■ **Dataset**:
++++++++++++++++++++

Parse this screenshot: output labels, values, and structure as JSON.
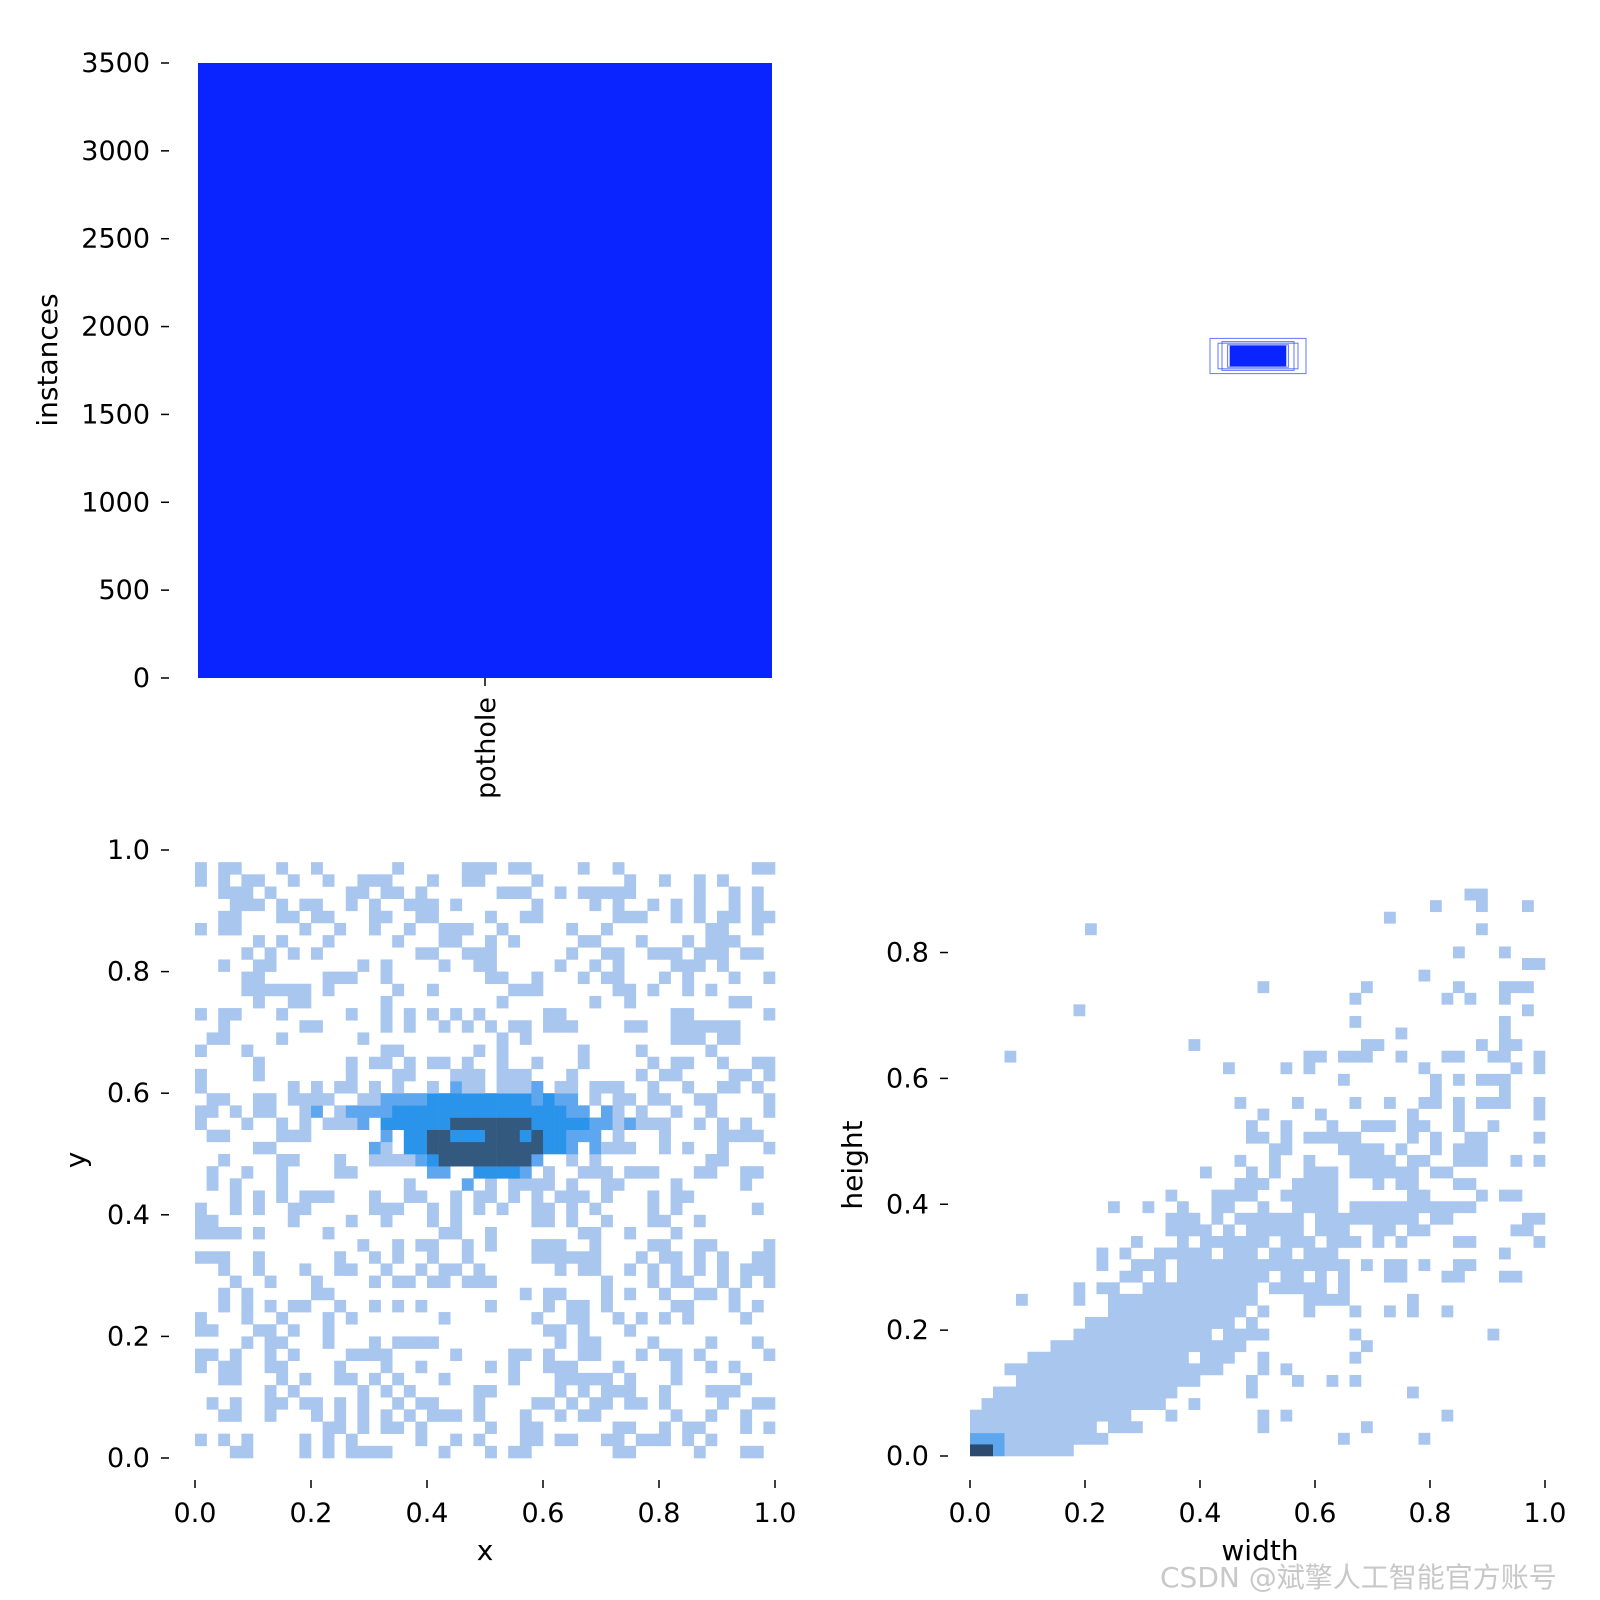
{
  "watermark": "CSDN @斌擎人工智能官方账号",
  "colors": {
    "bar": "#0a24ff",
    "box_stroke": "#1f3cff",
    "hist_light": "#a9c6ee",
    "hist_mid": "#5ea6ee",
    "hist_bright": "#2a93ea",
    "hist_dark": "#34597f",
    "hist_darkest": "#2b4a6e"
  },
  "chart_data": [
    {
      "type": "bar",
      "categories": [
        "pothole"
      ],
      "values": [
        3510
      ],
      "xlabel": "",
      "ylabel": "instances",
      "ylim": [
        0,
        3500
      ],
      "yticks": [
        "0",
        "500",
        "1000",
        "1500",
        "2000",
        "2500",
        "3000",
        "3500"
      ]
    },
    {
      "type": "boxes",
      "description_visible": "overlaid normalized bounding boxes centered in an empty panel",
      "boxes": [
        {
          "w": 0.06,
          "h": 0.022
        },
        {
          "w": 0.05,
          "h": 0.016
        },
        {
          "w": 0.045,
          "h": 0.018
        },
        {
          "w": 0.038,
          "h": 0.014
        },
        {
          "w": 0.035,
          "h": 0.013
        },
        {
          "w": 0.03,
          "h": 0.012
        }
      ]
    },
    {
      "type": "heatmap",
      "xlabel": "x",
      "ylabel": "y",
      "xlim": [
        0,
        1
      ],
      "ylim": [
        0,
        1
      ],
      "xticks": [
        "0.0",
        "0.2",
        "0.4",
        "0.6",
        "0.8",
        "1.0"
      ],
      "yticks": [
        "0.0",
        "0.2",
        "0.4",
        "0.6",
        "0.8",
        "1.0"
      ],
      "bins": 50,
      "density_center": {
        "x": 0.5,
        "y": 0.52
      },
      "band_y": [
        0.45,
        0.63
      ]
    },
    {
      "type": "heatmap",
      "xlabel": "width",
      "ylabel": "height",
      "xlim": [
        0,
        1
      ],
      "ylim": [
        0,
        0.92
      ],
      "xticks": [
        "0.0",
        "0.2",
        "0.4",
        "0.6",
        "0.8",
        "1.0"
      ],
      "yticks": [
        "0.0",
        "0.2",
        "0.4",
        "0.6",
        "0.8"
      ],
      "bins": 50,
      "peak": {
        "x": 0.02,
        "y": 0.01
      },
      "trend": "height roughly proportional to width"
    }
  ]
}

++++++++++++++++++++

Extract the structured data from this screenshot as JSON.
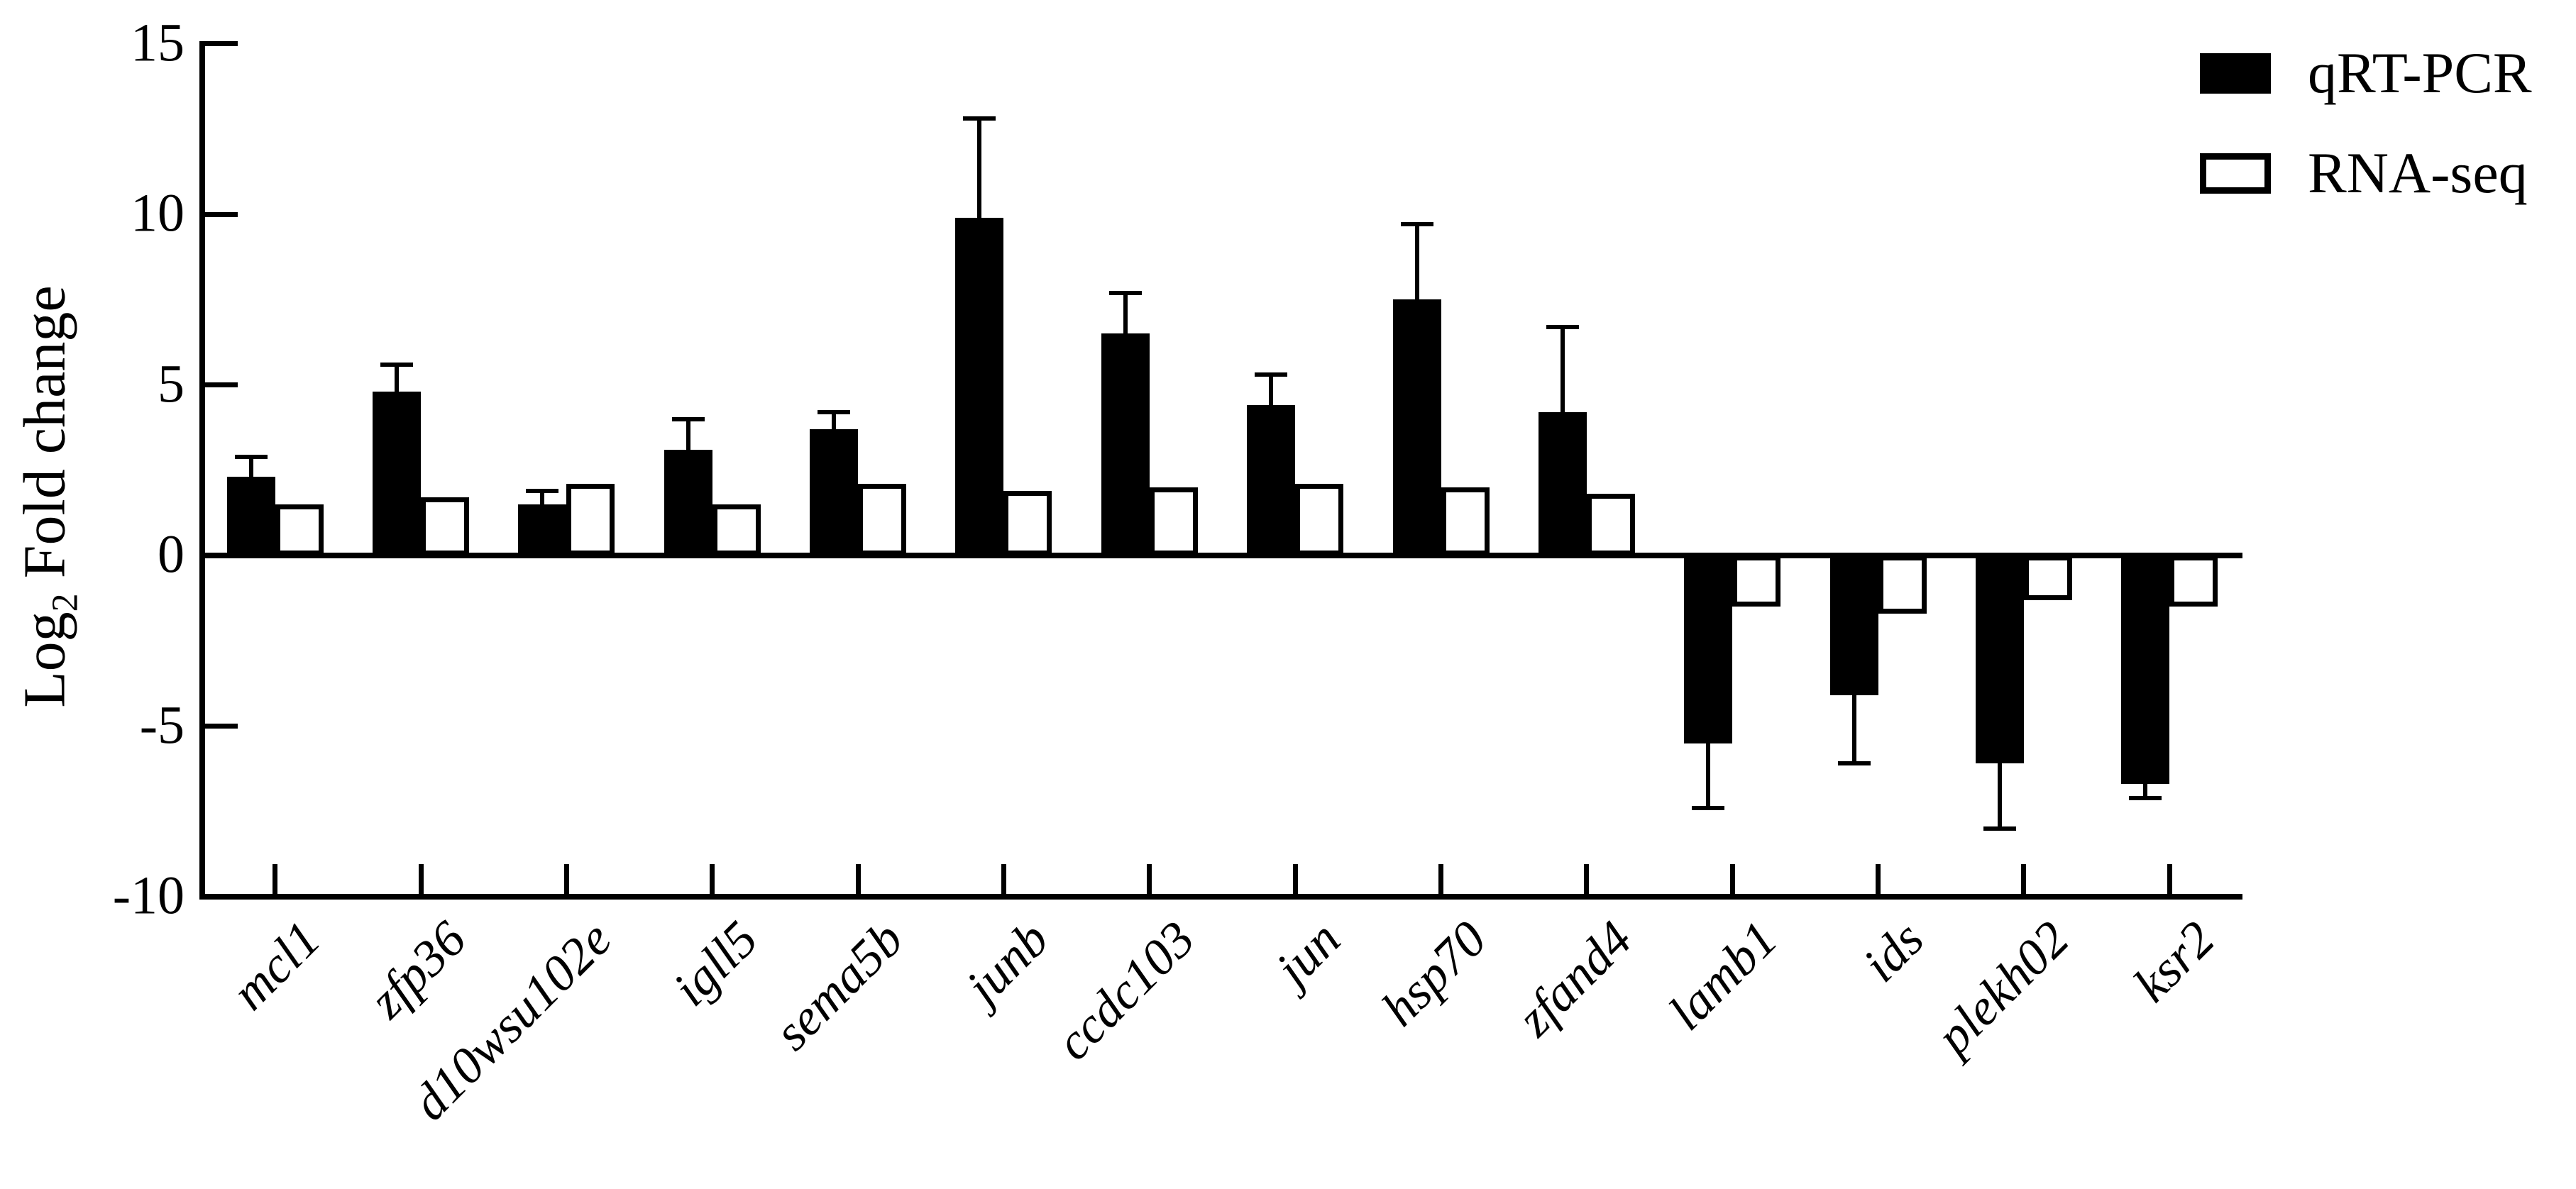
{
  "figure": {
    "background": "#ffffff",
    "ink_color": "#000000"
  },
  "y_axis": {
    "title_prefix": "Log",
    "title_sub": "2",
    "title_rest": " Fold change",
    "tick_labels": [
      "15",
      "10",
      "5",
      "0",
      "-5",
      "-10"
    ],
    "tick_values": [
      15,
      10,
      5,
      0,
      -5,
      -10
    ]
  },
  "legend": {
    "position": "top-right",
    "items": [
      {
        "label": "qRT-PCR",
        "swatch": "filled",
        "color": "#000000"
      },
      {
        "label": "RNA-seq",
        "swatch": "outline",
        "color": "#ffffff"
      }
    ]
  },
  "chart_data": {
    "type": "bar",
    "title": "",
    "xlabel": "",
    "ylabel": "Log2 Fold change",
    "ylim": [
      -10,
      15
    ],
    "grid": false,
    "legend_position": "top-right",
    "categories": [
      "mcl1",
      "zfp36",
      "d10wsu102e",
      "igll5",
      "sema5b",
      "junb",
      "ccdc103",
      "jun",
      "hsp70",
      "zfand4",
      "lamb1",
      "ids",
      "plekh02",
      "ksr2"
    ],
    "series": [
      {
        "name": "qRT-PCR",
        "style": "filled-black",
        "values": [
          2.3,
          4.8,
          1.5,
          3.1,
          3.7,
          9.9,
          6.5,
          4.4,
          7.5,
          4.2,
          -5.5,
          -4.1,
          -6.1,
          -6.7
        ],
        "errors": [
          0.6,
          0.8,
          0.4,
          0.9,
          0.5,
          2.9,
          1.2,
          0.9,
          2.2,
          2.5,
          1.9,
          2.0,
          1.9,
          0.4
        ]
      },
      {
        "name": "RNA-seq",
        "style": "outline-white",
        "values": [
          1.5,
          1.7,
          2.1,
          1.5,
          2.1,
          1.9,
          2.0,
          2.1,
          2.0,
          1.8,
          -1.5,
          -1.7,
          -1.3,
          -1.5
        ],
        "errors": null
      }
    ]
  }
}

++++++++++++++++++++

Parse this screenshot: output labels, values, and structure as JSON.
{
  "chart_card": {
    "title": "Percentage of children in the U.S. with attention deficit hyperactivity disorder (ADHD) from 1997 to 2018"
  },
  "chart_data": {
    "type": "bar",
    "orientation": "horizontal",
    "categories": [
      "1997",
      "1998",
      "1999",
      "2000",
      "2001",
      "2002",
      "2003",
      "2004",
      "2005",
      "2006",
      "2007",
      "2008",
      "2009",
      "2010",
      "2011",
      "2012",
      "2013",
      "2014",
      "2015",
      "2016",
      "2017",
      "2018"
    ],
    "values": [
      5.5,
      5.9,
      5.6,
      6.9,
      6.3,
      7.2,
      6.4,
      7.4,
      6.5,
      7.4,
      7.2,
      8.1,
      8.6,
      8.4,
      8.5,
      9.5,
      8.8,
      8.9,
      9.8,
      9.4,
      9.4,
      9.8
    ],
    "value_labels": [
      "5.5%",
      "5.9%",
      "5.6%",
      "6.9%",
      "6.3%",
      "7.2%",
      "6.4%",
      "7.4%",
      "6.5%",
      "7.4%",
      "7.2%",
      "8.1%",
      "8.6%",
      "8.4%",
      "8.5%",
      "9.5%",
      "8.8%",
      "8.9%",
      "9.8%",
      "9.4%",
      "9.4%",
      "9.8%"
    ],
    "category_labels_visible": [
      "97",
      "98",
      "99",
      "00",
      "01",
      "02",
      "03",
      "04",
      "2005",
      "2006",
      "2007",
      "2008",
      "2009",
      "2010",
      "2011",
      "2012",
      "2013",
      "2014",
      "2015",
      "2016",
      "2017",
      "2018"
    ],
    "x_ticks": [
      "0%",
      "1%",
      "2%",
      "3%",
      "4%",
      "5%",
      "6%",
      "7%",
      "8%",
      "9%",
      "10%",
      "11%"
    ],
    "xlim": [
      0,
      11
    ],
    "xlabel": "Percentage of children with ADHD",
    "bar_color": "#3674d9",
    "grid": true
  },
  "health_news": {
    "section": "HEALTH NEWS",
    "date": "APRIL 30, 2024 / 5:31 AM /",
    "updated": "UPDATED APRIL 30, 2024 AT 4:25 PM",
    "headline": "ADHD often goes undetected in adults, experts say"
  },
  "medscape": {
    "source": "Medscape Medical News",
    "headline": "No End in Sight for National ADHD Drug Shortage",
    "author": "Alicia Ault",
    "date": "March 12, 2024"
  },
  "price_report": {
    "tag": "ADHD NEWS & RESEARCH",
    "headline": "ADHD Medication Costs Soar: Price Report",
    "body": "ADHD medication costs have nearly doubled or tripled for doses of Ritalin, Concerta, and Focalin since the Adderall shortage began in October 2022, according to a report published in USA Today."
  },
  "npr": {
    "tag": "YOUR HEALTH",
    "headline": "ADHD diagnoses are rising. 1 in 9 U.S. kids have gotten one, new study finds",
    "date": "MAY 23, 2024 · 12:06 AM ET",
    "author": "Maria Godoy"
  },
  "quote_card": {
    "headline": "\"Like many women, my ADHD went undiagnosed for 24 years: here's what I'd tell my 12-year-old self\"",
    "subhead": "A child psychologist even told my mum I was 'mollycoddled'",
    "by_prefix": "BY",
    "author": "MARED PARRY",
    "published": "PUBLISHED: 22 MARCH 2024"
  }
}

++++++++++++++++++++

■ **Request**: Find each line holding "with". Copy it out.

■ **Response**:
    "title": "Percentage of children in the U.S. with attention deficit hyperactivity disorder (ADHD) from 1997 to 2018"
    "xlabel": "Percentage of children with ADHD",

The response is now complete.